The entries below should be quoted exactly, with no pictures carried over.
--- start of SUPPLIED DATA ---
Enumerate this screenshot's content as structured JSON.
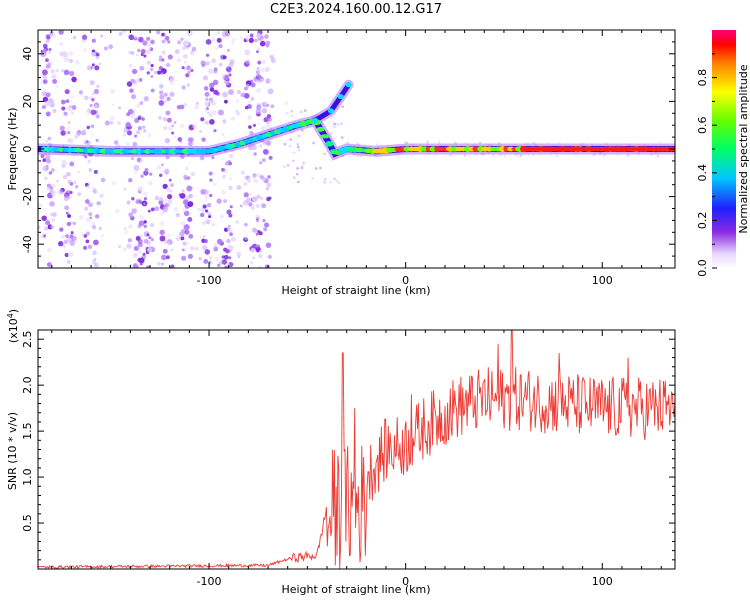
{
  "title": "C2E3.2024.160.00.12.G17",
  "colors": {
    "snr_line": "#ee3a33",
    "spec_low": "#8a2be2",
    "spec_high": "#ff0000"
  },
  "chart_data": [
    {
      "type": "heatmap",
      "xlabel": "Height of straight line (km)",
      "ylabel": "Frequency (Hz)",
      "xlim": [
        -187,
        137
      ],
      "ylim": [
        -50,
        50
      ],
      "xticks": [
        -100,
        0,
        100
      ],
      "yticks": [
        -40,
        -20,
        0,
        20,
        40
      ],
      "grid": false,
      "colorbar": {
        "label": "Normalized spectral amplitude",
        "range": [
          0,
          1
        ],
        "ticks": [
          "0.0",
          "0.2",
          "0.4",
          "0.6",
          "0.8"
        ],
        "colormap": "rainbow"
      },
      "ridge": [
        {
          "x": -185,
          "f": 0
        },
        {
          "x": -150,
          "f": -1
        },
        {
          "x": -120,
          "f": -1
        },
        {
          "x": -100,
          "f": -1
        },
        {
          "x": -85,
          "f": 2
        },
        {
          "x": -70,
          "f": 6
        },
        {
          "x": -55,
          "f": 10
        },
        {
          "x": -46,
          "f": 12
        },
        {
          "x": -40,
          "f": 4
        },
        {
          "x": -36,
          "f": -2
        },
        {
          "x": -30,
          "f": 0
        },
        {
          "x": -15,
          "f": -1
        },
        {
          "x": 0,
          "f": 0
        },
        {
          "x": 40,
          "f": 0
        },
        {
          "x": 137,
          "f": 0
        }
      ],
      "branch": [
        {
          "x": -46,
          "f": 12
        },
        {
          "x": -38,
          "f": 16
        },
        {
          "x": -33,
          "f": 22
        },
        {
          "x": -29,
          "f": 27
        }
      ]
    },
    {
      "type": "line",
      "xlabel": "Height of straight line (km)",
      "ylabel": "SNR (10 * v/v)",
      "yscale_label": "(x10",
      "yscale_exp": "4",
      "yscale_close": ")",
      "xlim": [
        -187,
        137
      ],
      "ylim": [
        0,
        2.6
      ],
      "xticks": [
        -100,
        0,
        100
      ],
      "yticks": [
        "0.5",
        "1.0",
        "1.5",
        "2.0",
        "2.5"
      ],
      "grid": false,
      "series": [
        {
          "color": "#ee3a33",
          "envelope": [
            {
              "x": -187,
              "y": 0.02
            },
            {
              "x": -70,
              "y": 0.04
            },
            {
              "x": -58,
              "y": 0.12
            },
            {
              "x": -45,
              "y": 0.15
            },
            {
              "x": -38,
              "y": 0.9
            },
            {
              "x": -30,
              "y": 0.95
            },
            {
              "x": -20,
              "y": 1.0
            },
            {
              "x": -10,
              "y": 1.3
            },
            {
              "x": 0,
              "y": 1.35
            },
            {
              "x": 10,
              "y": 1.55
            },
            {
              "x": 25,
              "y": 1.75
            },
            {
              "x": 40,
              "y": 1.85
            },
            {
              "x": 60,
              "y": 1.85
            },
            {
              "x": 80,
              "y": 1.8
            },
            {
              "x": 100,
              "y": 1.75
            },
            {
              "x": 120,
              "y": 1.75
            },
            {
              "x": 137,
              "y": 1.75
            }
          ],
          "spikes": [
            {
              "x": -32,
              "y": 2.35
            },
            {
              "x": -26,
              "y": 1.75
            },
            {
              "x": 3,
              "y": 1.9
            },
            {
              "x": 47,
              "y": 2.45
            },
            {
              "x": 54,
              "y": 2.6
            },
            {
              "x": 78,
              "y": 2.35
            },
            {
              "x": 113,
              "y": 2.3
            }
          ]
        }
      ]
    }
  ]
}
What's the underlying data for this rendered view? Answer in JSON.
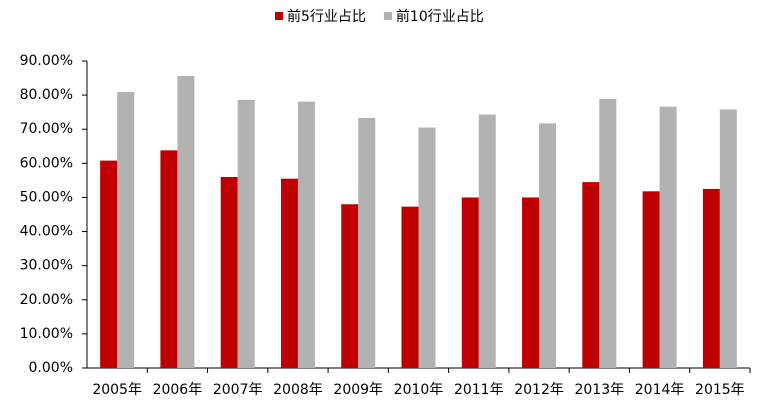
{
  "chart_data": {
    "type": "bar",
    "categories": [
      "2005年",
      "2006年",
      "2007年",
      "2008年",
      "2009年",
      "2010年",
      "2011年",
      "2012年",
      "2013年",
      "2014年",
      "2015年"
    ],
    "series": [
      {
        "name": "前5行业占比",
        "color": "#c00000",
        "values": [
          60.8,
          63.8,
          56.0,
          55.5,
          48.0,
          47.3,
          50.0,
          50.0,
          54.5,
          51.8,
          52.5
        ]
      },
      {
        "name": "前10行业占比",
        "color": "#b2b2b2",
        "values": [
          80.9,
          85.6,
          78.6,
          78.1,
          73.3,
          70.5,
          74.3,
          71.7,
          78.9,
          76.6,
          75.8
        ]
      }
    ],
    "ylim": [
      0,
      90
    ],
    "yticks": [
      {
        "value": 0,
        "label": "0.00%"
      },
      {
        "value": 10,
        "label": "10.00%"
      },
      {
        "value": 20,
        "label": "20.00%"
      },
      {
        "value": 30,
        "label": "30.00%"
      },
      {
        "value": 40,
        "label": "40.00%"
      },
      {
        "value": 50,
        "label": "50.00%"
      },
      {
        "value": 60,
        "label": "60.00%"
      },
      {
        "value": 70,
        "label": "70.00%"
      },
      {
        "value": 80,
        "label": "80.00%"
      },
      {
        "value": 90,
        "label": "90.00%"
      }
    ],
    "legend": "top"
  }
}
--- end of SUPPLIED DATA ---
> [REPLY]:
Enumerate this screenshot's content as structured JSON.
{
  "title": "C2E3.2024.160.00.12.G17",
  "colors": {
    "snr_line": "#ee3a33",
    "spec_low": "#8a2be2",
    "spec_high": "#ff0000"
  },
  "chart_data": [
    {
      "type": "heatmap",
      "xlabel": "Height of straight line (km)",
      "ylabel": "Frequency (Hz)",
      "xlim": [
        -187,
        137
      ],
      "ylim": [
        -50,
        50
      ],
      "xticks": [
        -100,
        0,
        100
      ],
      "yticks": [
        -40,
        -20,
        0,
        20,
        40
      ],
      "grid": false,
      "colorbar": {
        "label": "Normalized spectral amplitude",
        "range": [
          0,
          1
        ],
        "ticks": [
          "0.0",
          "0.2",
          "0.4",
          "0.6",
          "0.8"
        ],
        "colormap": "rainbow"
      },
      "ridge": [
        {
          "x": -185,
          "f": 0
        },
        {
          "x": -150,
          "f": -1
        },
        {
          "x": -120,
          "f": -1
        },
        {
          "x": -100,
          "f": -1
        },
        {
          "x": -85,
          "f": 2
        },
        {
          "x": -70,
          "f": 6
        },
        {
          "x": -55,
          "f": 10
        },
        {
          "x": -46,
          "f": 12
        },
        {
          "x": -40,
          "f": 4
        },
        {
          "x": -36,
          "f": -2
        },
        {
          "x": -30,
          "f": 0
        },
        {
          "x": -15,
          "f": -1
        },
        {
          "x": 0,
          "f": 0
        },
        {
          "x": 40,
          "f": 0
        },
        {
          "x": 137,
          "f": 0
        }
      ],
      "branch": [
        {
          "x": -46,
          "f": 12
        },
        {
          "x": -38,
          "f": 16
        },
        {
          "x": -33,
          "f": 22
        },
        {
          "x": -29,
          "f": 27
        }
      ]
    },
    {
      "type": "line",
      "xlabel": "Height of straight line (km)",
      "ylabel": "SNR (10 * v/v)",
      "yscale_label": "(x10",
      "yscale_exp": "4",
      "yscale_close": ")",
      "xlim": [
        -187,
        137
      ],
      "ylim": [
        0,
        2.6
      ],
      "xticks": [
        -100,
        0,
        100
      ],
      "yticks": [
        "0.5",
        "1.0",
        "1.5",
        "2.0",
        "2.5"
      ],
      "grid": false,
      "series": [
        {
          "color": "#ee3a33",
          "envelope": [
            {
              "x": -187,
              "y": 0.02
            },
            {
              "x": -70,
              "y": 0.04
            },
            {
              "x": -58,
              "y": 0.12
            },
            {
              "x": -45,
              "y": 0.15
            },
            {
              "x": -38,
              "y": 0.9
            },
            {
              "x": -30,
              "y": 0.95
            },
            {
              "x": -20,
              "y": 1.0
            },
            {
              "x": -10,
              "y": 1.3
            },
            {
              "x": 0,
              "y": 1.35
            },
            {
              "x": 10,
              "y": 1.55
            },
            {
              "x": 25,
              "y": 1.75
            },
            {
              "x": 40,
              "y": 1.85
            },
            {
              "x": 60,
              "y": 1.85
            },
            {
              "x": 80,
              "y": 1.8
            },
            {
              "x": 100,
              "y": 1.75
            },
            {
              "x": 120,
              "y": 1.75
            },
            {
              "x": 137,
              "y": 1.75
            }
          ],
          "spikes": [
            {
              "x": -32,
              "y": 2.35
            },
            {
              "x": -26,
              "y": 1.75
            },
            {
              "x": 3,
              "y": 1.9
            },
            {
              "x": 47,
              "y": 2.45
            },
            {
              "x": 54,
              "y": 2.6
            },
            {
              "x": 78,
              "y": 2.35
            },
            {
              "x": 113,
              "y": 2.3
            }
          ]
        }
      ]
    }
  ]
}
What's the underlying data for this rendered view? Answer in JSON.
{
  "chart_data": {
    "type": "bar",
    "categories": [
      "2005年",
      "2006年",
      "2007年",
      "2008年",
      "2009年",
      "2010年",
      "2011年",
      "2012年",
      "2013年",
      "2014年",
      "2015年"
    ],
    "series": [
      {
        "name": "前5行业占比",
        "color": "#c00000",
        "values": [
          60.8,
          63.8,
          56.0,
          55.5,
          48.0,
          47.3,
          50.0,
          50.0,
          54.5,
          51.8,
          52.5
        ]
      },
      {
        "name": "前10行业占比",
        "color": "#b2b2b2",
        "values": [
          80.9,
          85.6,
          78.6,
          78.1,
          73.3,
          70.5,
          74.3,
          71.7,
          78.9,
          76.6,
          75.8
        ]
      }
    ],
    "ylim": [
      0,
      90
    ],
    "yticks": [
      {
        "value": 0,
        "label": "0.00%"
      },
      {
        "value": 10,
        "label": "10.00%"
      },
      {
        "value": 20,
        "label": "20.00%"
      },
      {
        "value": 30,
        "label": "30.00%"
      },
      {
        "value": 40,
        "label": "40.00%"
      },
      {
        "value": 50,
        "label": "50.00%"
      },
      {
        "value": 60,
        "label": "60.00%"
      },
      {
        "value": 70,
        "label": "70.00%"
      },
      {
        "value": 80,
        "label": "80.00%"
      },
      {
        "value": 90,
        "label": "90.00%"
      }
    ],
    "legend": "top"
  }
}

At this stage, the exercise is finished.